** START OF Exercise materials **

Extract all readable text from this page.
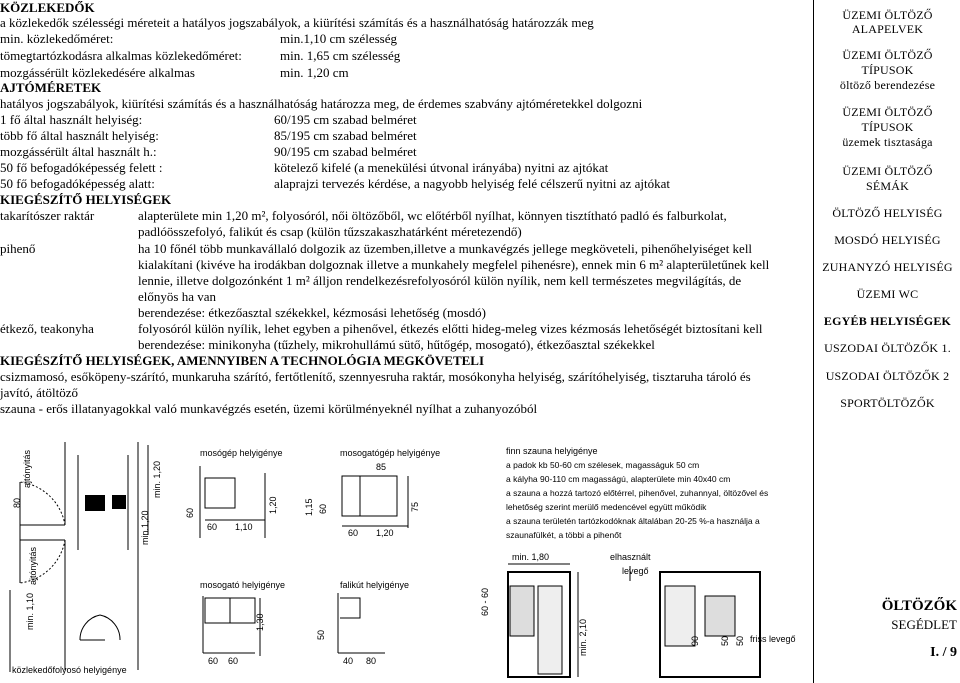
KÖZLEKEDŐK
a közlekedők szélességi méreteit a hatályos jogszabályok, a kiürítési számítás és a használhatóság határozzák meg
min. közlekedőméret:	min.1,10 cm szélesség
tömegtartózkodásra alkalmas közlekedőméret:	min. 1,65 cm szélesség
mozgássérült közlekedésére alkalmas	min. 1,20 cm
AJTÓMÉRETEK
hatályos jogszabályok, kiürítési számítás és a használhatóság határozza meg, de érdemes szabvány ajtóméretekkel dolgozni
1 fő által használt helyiség:	60/195 cm szabad belméret
több fő által használt helyiség:	85/195 cm szabad belméret
mozgássérült által használt h.:	90/195 cm szabad belméret
50 fő befogadóképesség felett :	kötelező kifelé (a menekülési útvonal irányába) nyitni az ajtókat
50 fő befogadóképesség alatt:	alaprajzi tervezés kérdése, a nagyobb helyiség felé célszerű nyitni az ajtókat
KIEGÉSZÍTŐ HELYISÉGEK
takarítószer raktár	alapterülete min 1,20 m², folyosóról, női öltözőből, wc előtérből nyílhat, könnyen tisztítható padló és falburkolat,
padlóösszefolyó, falikút és csap (külön tűzszakaszhatárként méretezendő)
pihenő	ha 10 főnél több munkavállaló dolgozik az üzemben,illetve a munkavégzés jellege megköveteli, pihenőhelyiséget kell
kialakítani (kivéve ha irodákban dolgoznak illetve a munkahely megfelel pihenésre), ennek min 6 m² alapterületűnek kell
lennie, illetve dolgozónként 1 m² álljon rendelkezésrefolyosóról külön nyílik, nem kell természetes megvilágítás, de
előnyös ha van
berendezése: étkezőasztal székekkel, kézmosási lehetőség (mosdó)
étkező, teakonyha	folyosóról külön nyílik, lehet egyben a pihenővel, étkezés előtti hideg-meleg vizes kézmosás lehetőségét biztosítani kell
berendezése: minikonyha (tűzhely, mikrohullámú sütő, hűtőgép, mosogató), étkezőasztal székekkel
KIEGÉSZÍTŐ HELYISÉGEK, AMENNYIBEN A TECHNOLÓGIA MEGKÖVETELI
csizmamosó, esőköpeny-szárító, munkaruha szárító, fertőtlenítő, szennyesruha raktár, mosókonyha helyiség, szárítóhelyiség, tisztaruha tároló és
javító, átöltöző
szauna - erős illatanyagokkal való munkavégzés esetén, üzemi körülményeknél nyílhat a zuhanyozóból
ajtónyitás
ajtónyitás
80
min. 1,20
min.1,20
min. 1,10
közlekedőfolyosó helyigénye
mosógép helyigénye
60
60 1,10
1,20
mosogatógép helyigénye
85
1,15 60
60 1,20
75
mosogató helyigénye
1,30
60 60
falikút helyigénye
50
40 80
finn szauna helyigénye
a padok kb 50-60 cm szélesek, magasságuk 50 cm
a kályha 90-110 cm magasságú, alapterülete min 40x40 cm
a szauna a hozzá tartozó előtérrel, pihenővel, zuhannyal, öltözővel és
lehetőség szerint merülő medencével együtt működik
a szauna területén tartózkodóknak általában 20-25 %-a használja a
szaunafülkét, a többi a pihenőt
min. 1,80
60 - 60
min. 2,10
elhasznált
levegő
90 50 50 friss levegő
ÜZEMI ÖLTÖZŐ
ALAPELVEK
ÜZEMI ÖLTÖZŐ
TÍPUSOK
öltöző berendezése
ÜZEMI ÖLTÖZŐ
TÍPUSOK
üzemek tisztasága
ÜZEMI ÖLTÖZŐ
SÉMÁK
ÖLTÖZŐ HELYISÉG
MOSDÓ HELYISÉG
ZUHANYZÓ HELYISÉG
ÜZEMI WC
EGYÉB HELYISÉGEK
USZODAI ÖLTÖZŐK 1.
USZODAI ÖLTÖZŐK 2
SPORTÖLTÖZŐK
ÖLTÖZŐK
SEGÉDLET
I. / 9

** END OF Exercise materials **

» Work to be completed
Across the data, tally the lines containing "munkavégzés" and give back the number alone.

» Answer below
2